— Start of DOCUMENT TEXT —
Based in Montreal and originally from Kingston, Ont., the Mahones are considered among the finest Irish-rock exports North America has produced.
Singer-guitarist Finny McConnell finds that somewhat amusing, given that until recently, his 23-year-old group hadn’t tested its mettle before those who matter most — the Irish. McConnell, who was born in Dublin but raised in Canada, now sleeps comfortably knowing his group can pass muster in the Emerald Isle.
“We never played Ireland until two years ago,” he said from Montreal, his home base for the past two years. “And to be honest with you, I was always a little worried about what they would think of our interpretation. It turns out they just loved it.”
The Mahones dabble in a mélange of musical styles, from traditional Celtic music to punk rock. When McConnell, who is joined in the group by drummer Dom Whelan, accordionist Katie McConnell, multi-instrumentalist Sean Winter and bassist Paul Mancuso, formed the Mahones in 1990, he chose a name that would properly reflect his vision for the group.
The Mahones’ moniker is based partly on Pogue Mahone, both an Irish saying (meaning “kiss my arse”) and the early name of what went on to become popular group the Pogues. McConnell said he also liked that it sounded something like the New York punk legends the Ramones.
McConnell’s original musical inspiration for the band was Irish folk institution the Dubliners. He taught himself how to play 30 of their songs from a songbook, and went from there. By the time he could really play the music, he adopted a rock-inspired approach, inspired by bands such as Hüsker Dü, the Replacements, the Who and the Clash.
The end result: a group tailor-made for bars.
“We love playing nightclubs,” McConnell said with a husky laugh. “We’re built for that kind of thing. People like to dance and drink to our music, and that’s part of the Irish culture. The Irish invented drinking music, and we’re just keeping it going through the generations.”
— End of DOCUMENT TEXT —
## WHAT IS ASKED:
1. In the article about the Mahones, what year did McConnell form the group?
2. Reproduce the stretch of the article about the Mahones from "The Mahones dabble" through "legends the Ramones.".
Rely only on the article about the Mahones.
— Start of LISTING —
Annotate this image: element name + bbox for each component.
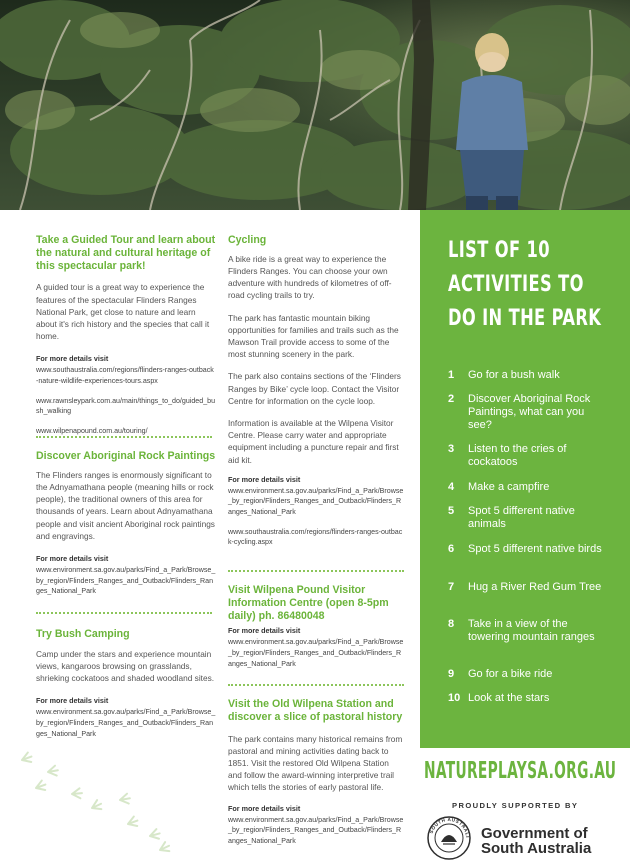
- proudly-supported-by-label: PROUDLY SUPPORTED BY: [452, 801, 579, 810]
- activity-number: 4: [448, 481, 455, 493]
- bush-camping-body: Camp under the stars and experience mountain views, kangaroos browsing on grasslands, shrieking cockatoos and shaded woodland sites.: [36, 648, 215, 684]
- activity-number: 2: [448, 393, 455, 405]
- govt-line-2: South Australia: [481, 840, 592, 857]
- activity-number: 5: [448, 505, 455, 517]
- more-details-label: For more details visit: [36, 354, 109, 364]
- station-url[interactable]: www.environment.sa.gov.au/parks/Find_a_Park/Browse_by_region/Flinders_Ranges_and_Outback/Flinders_Ranges_National_Park: [228, 815, 404, 845]
- activity-text: Go for a bush walk: [468, 369, 560, 381]
- rock-paintings-section: [36, 450, 216, 597]
- hero-photo: [0, 0, 630, 210]
- more-details-label: For more details visit: [228, 626, 301, 636]
- activity-item: [448, 393, 618, 432]
- activity-item: [448, 481, 618, 494]
- south-australia-seal-icon: [427, 816, 471, 860]
- activity-text: Discover Aboriginal Rock Paintings, what can you see?: [468, 393, 591, 431]
- bushland-photo-illustration: [0, 0, 630, 210]
- cycling-heading: Cycling: [228, 234, 267, 246]
- activity-number: 1: [448, 369, 455, 381]
- cycling-section: [228, 234, 404, 548]
- activity-item: [448, 543, 618, 556]
- activity-item: [448, 443, 618, 469]
- cycling-url-1[interactable]: www.environment.sa.gov.au/parks/Find_a_Park/Browse_by_region/Flinders_Ranges_and_Outback/Flinders_Ranges_National_Park: [228, 486, 404, 517]
- station-section: [228, 698, 404, 846]
- cycling-para-2: The park has fantastic mountain biking opportunities for families and trails such as the Mawson Trail provide access to some of the most stunning scenery in the park.: [228, 312, 399, 360]
- bush-camping-section: [36, 628, 216, 739]
- station-heading: Visit the Old Wilpena Station and discover a slice of pastoral history: [228, 698, 403, 723]
- visitor-centre-heading: Visit Wilpena Pound Visitor Information Centre (open 8-5pm daily) ph. 86480048: [228, 584, 389, 622]
- bird-tracks-icon: [0, 750, 220, 862]
- activity-text: Look at the stars: [468, 692, 550, 704]
- activity-number: 3: [448, 443, 455, 455]
- activity-text: Go for a bike ride: [468, 668, 553, 680]
- activity-number: 9: [448, 668, 455, 680]
- activity-item: [448, 618, 618, 644]
- activities-panel: [420, 210, 630, 748]
- section-divider: [228, 684, 404, 686]
- guided-tour-section: [36, 234, 216, 436]
- activities-panel-title: [448, 234, 602, 336]
- rock-paintings-heading: Discover Aboriginal Rock Paintings: [36, 450, 216, 462]
- activity-number: 6: [448, 543, 455, 555]
- seal-text: SOUTH AUSTRALI: [428, 816, 471, 839]
- more-details-label: For more details visit: [228, 474, 301, 484]
- more-details-label: For more details visit: [36, 554, 109, 564]
- panel-title-line-3: DO IN THE PARK: [448, 306, 602, 331]
- visitor-centre-section: [228, 584, 404, 669]
- government-of-sa-logo-text: [481, 826, 591, 856]
- activity-item: [448, 369, 618, 382]
- rock-paintings-url[interactable]: www.environment.sa.gov.au/parks/Find_a_Park/Browse_by_region/Flinders_Ranges_and_Outback/Flinders_Ranges_National_Park: [36, 566, 216, 596]
- panel-title-line-2: ACTIVITIES TO: [448, 272, 584, 297]
- guided-tour-heading: Take a Guided Tour and learn about the natural and cultural heritage of this spectacular park!: [36, 234, 216, 272]
- guided-tour-url-1[interactable]: www.southaustralia.com/regions/flinders-ranges-outback-nature-wildlife-experiences-tours.aspx: [36, 366, 214, 385]
- cycling-para-4: Information is available at the Wilpena Visitor Centre. Please carry water and appropriate equipment including a puncture repair and first aid kit.: [228, 418, 399, 465]
- panel-title-line-1: LIST OF 10: [448, 238, 550, 263]
- station-body: The park contains many historical remains from pastoral and mining activities dating back to 1851. Visit the restored Old Wilpena Station and follow the award-winning interpretive trail which tells the stories of early pastoral life.: [228, 733, 403, 793]
- rock-paintings-body: The Flinders ranges is enormously significant to the Adnyamathana people (meaning hills or rock people), the traditional owners of this area for thousands of years. Learn about Adnyamathana people and visit ancient Aboriginal rock paintings and engravings.: [36, 469, 215, 541]
- activity-item: [448, 692, 618, 705]
- activity-item: [448, 505, 618, 531]
- activity-text: Spot 5 different native animals: [468, 505, 575, 530]
- guided-tour-url-3[interactable]: www.wilpenapound.com.au/touring/: [36, 426, 148, 435]
- cycling-url-2[interactable]: www.southaustralia.com/regions/flinders-ranges-outback-cycling.aspx: [228, 527, 403, 547]
- section-divider: [228, 570, 404, 572]
- activity-text: Make a campfire: [468, 481, 550, 493]
- cycling-para-3: The park also contains sections of the ‘Flinders Ranges by Bike’ cycle loop. Contact the Visitor Centre for information on the cycle loop.: [228, 371, 401, 406]
- activity-text: Listen to the cries of cockatoos: [468, 443, 567, 468]
- activity-item: [448, 668, 618, 681]
- section-divider: [36, 612, 212, 614]
- bush-camping-heading: Try Bush Camping: [36, 628, 130, 640]
- cycling-para-1: A bike ride is a great way to experience the Flinders Ranges. You can choose your own adventure with hundreds of kilometres of off-road cycling trails to try.: [228, 253, 392, 301]
- activity-text: Take in a view of the towering mountain ranges: [468, 618, 595, 643]
- govt-line-1: Government of: [481, 825, 588, 842]
- activity-text: Spot 5 different native birds: [468, 543, 602, 555]
- activity-item: [448, 581, 618, 594]
- more-details-label: For more details visit: [228, 803, 301, 813]
- activity-number: 7: [448, 581, 455, 593]
- activity-number: 8: [448, 618, 455, 630]
- bush-camping-url[interactable]: www.environment.sa.gov.au/parks/Find_a_Park/Browse_by_region/Flinders_Ranges_and_Outback/Flinders_Ranges_National_Park: [36, 708, 216, 738]
- activity-number: 10: [448, 692, 461, 704]
- guided-tour-body: A guided tour is a great way to experience the features of the spectacular Flinders Ranges National Park, get close to nature and learn about it's rich history and the species that call it home.: [36, 282, 210, 342]
- section-divider: [36, 436, 212, 438]
- visitor-centre-url[interactable]: www.environment.sa.gov.au/parks/Find_a_Park/Browse_by_region/Flinders_Ranges_and_Outback/Flinders_Ranges_National_Park: [228, 638, 404, 668]
- guided-tour-url-2[interactable]: www.rawnsleypark.com.au/main/things_to_do/guided_bush_walking: [36, 396, 216, 416]
- activity-text: Hug a River Red Gum Tree: [468, 581, 602, 593]
- more-details-label: For more details visit: [36, 696, 109, 706]
- natureplay-website-link[interactable]: NATUREPLAYSA.ORG.AU: [424, 758, 617, 784]
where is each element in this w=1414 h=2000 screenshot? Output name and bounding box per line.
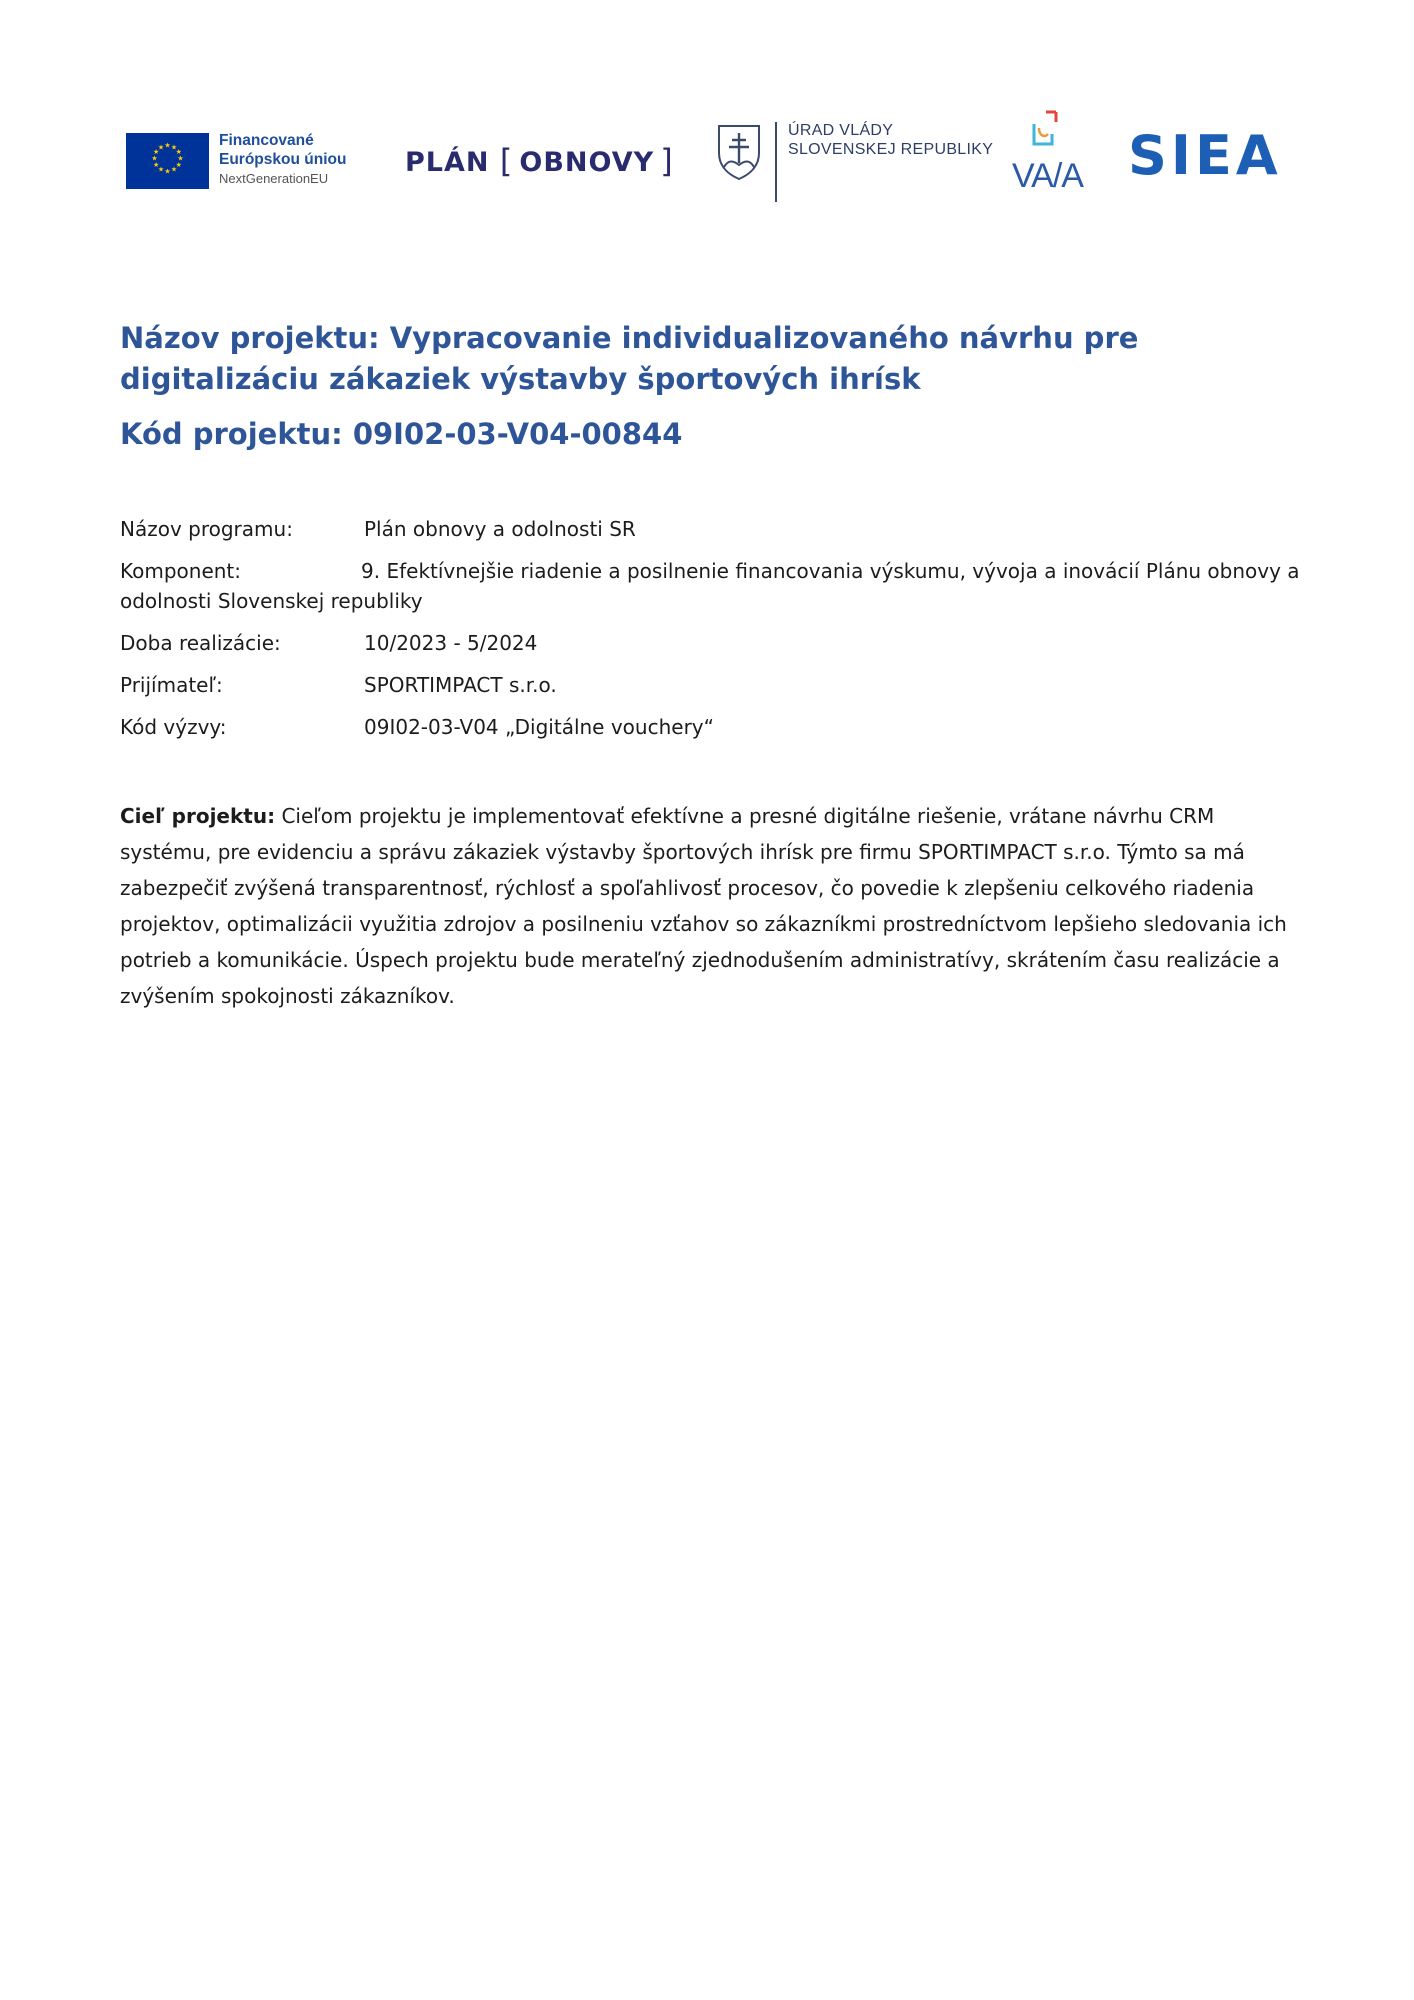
svg-text:★: ★ xyxy=(177,154,184,163)
project-info-list xyxy=(120,514,1300,754)
plan-logo-left: PLÁN xyxy=(405,147,490,178)
svg-text:★: ★ xyxy=(153,148,160,156)
title-block xyxy=(120,318,1300,455)
eu-flag-svg xyxy=(126,133,209,189)
info-row-program xyxy=(120,514,1300,544)
svg-text:★: ★ xyxy=(157,165,165,174)
info-row-recipient xyxy=(120,670,1300,700)
info-value: 09I02-03-V04 „Digitálne vouchery“ xyxy=(364,715,714,739)
eu-line-2: Európskou úniou xyxy=(219,151,347,168)
info-label: Kód výzvy: xyxy=(120,715,227,739)
plan-logo-bracket-close: ] xyxy=(660,142,674,180)
svg-text:★: ★ xyxy=(170,143,178,152)
urad-vlady-text xyxy=(788,121,993,159)
info-value: Plán obnovy a odolnosti SR xyxy=(364,517,636,541)
urad-divider xyxy=(775,122,777,202)
svg-text:★: ★ xyxy=(170,165,178,174)
goal-text: Cieľom projektu je implementovať efektívne a presné digitálne riešenie, vrátane návrhu CRM systému, pre evidenciu a správu zákaziek výstavby športových ihrísk pre firmu SPORTIMPACT s.r.o. Týmto sa má zabezpečiť zvýšená transparentnosť, rýchlosť a spoľahlivosť procesov, čo povedie k zlepšeniu celkového riadenia projektov, optimalizácii využitia zdrojov a posilneniu vzťahov so zákazníkmi prostredníctvom lepšieho sledovania ich potrieb a komunikácie. Úspech projektu bude merateľný zjednodušením administratívy, skrátením času realizácie a zvýšením spokojnosti zákazníkov. xyxy=(120,804,1287,1008)
info-value: 10/2023 - 5/2024 xyxy=(364,631,538,655)
svg-text:★: ★ xyxy=(151,154,158,163)
vaia-logo-text: VA/A xyxy=(1012,157,1083,195)
info-row-component xyxy=(120,556,1300,616)
svg-text:★: ★ xyxy=(164,141,171,150)
info-value: SPORTIMPACT s.r.o. xyxy=(364,673,557,697)
svg-text:★: ★ xyxy=(157,143,165,152)
info-label: Doba realizácie: xyxy=(120,631,281,655)
project-name-heading: Názov projektu: Vypracovanie individualizovaného návrhu pre digitalizáciu zákaziek výstavby športových ihrísk xyxy=(120,321,1139,396)
goal-label: Cieľ projektu: xyxy=(120,804,276,828)
svg-text:★: ★ xyxy=(153,161,160,169)
urad-line-1: ÚRAD VLÁDY xyxy=(788,122,894,139)
plan-logo-right: OBNOVY xyxy=(519,147,655,178)
info-label: Názov programu: xyxy=(120,517,293,541)
slovak-crest-icon xyxy=(716,123,762,181)
eu-funding-text xyxy=(219,131,346,189)
crest-svg xyxy=(716,123,762,181)
info-label: Prijímateľ: xyxy=(120,673,223,697)
project-goal-paragraph xyxy=(120,798,1300,1014)
plan-obnovy-logo xyxy=(405,138,674,185)
urad-line-2: SLOVENSKEJ REPUBLIKY xyxy=(788,141,994,158)
eu-flag-icon xyxy=(126,133,209,189)
eu-line-3: NextGenerationEU xyxy=(219,171,329,186)
info-row-call-code xyxy=(120,712,1300,742)
project-code-heading: Kód projektu: 09I02-03-V04-00844 xyxy=(120,417,683,451)
svg-text:★: ★ xyxy=(175,148,182,156)
info-value: 9. Efektívnejšie riadenie a posilnenie financovania výskumu, vývoja a inovácií Plánu obnovy a odolnosti Slovenskej republiky xyxy=(120,559,1300,613)
logos-header xyxy=(0,0,1414,220)
svg-text:★: ★ xyxy=(164,167,171,176)
eu-line-1: Financované xyxy=(219,132,314,149)
plan-logo-bracket-open: [ xyxy=(499,142,514,180)
info-label: Komponent: xyxy=(120,559,242,583)
svg-text:★: ★ xyxy=(175,161,182,169)
info-row-duration xyxy=(120,628,1300,658)
siea-logo: SIEA xyxy=(1128,124,1282,187)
— End of LISTING —
## ANSWERS FOR THE TASKS:
1. 1990

2.
The Mahones dabble in a mélange of musical styles, from traditional Celtic music to punk rock. When McConnell, who is joined in the group by drummer Dom Whelan, accordionist Katie McConnell, multi-instrumentalist Sean Winter and bassist Paul Mancuso, formed the Mahones in 1990, he chose a name that would properly reflect his vision for the group.
The Mahones’ moniker is based partly on Pogue Mahone, both an Irish saying (meaning “kiss my arse”) and the early name of what went on to become popular group the Pogues. McConnell said he also liked that it sounded something like the New York punk legends the Ramones.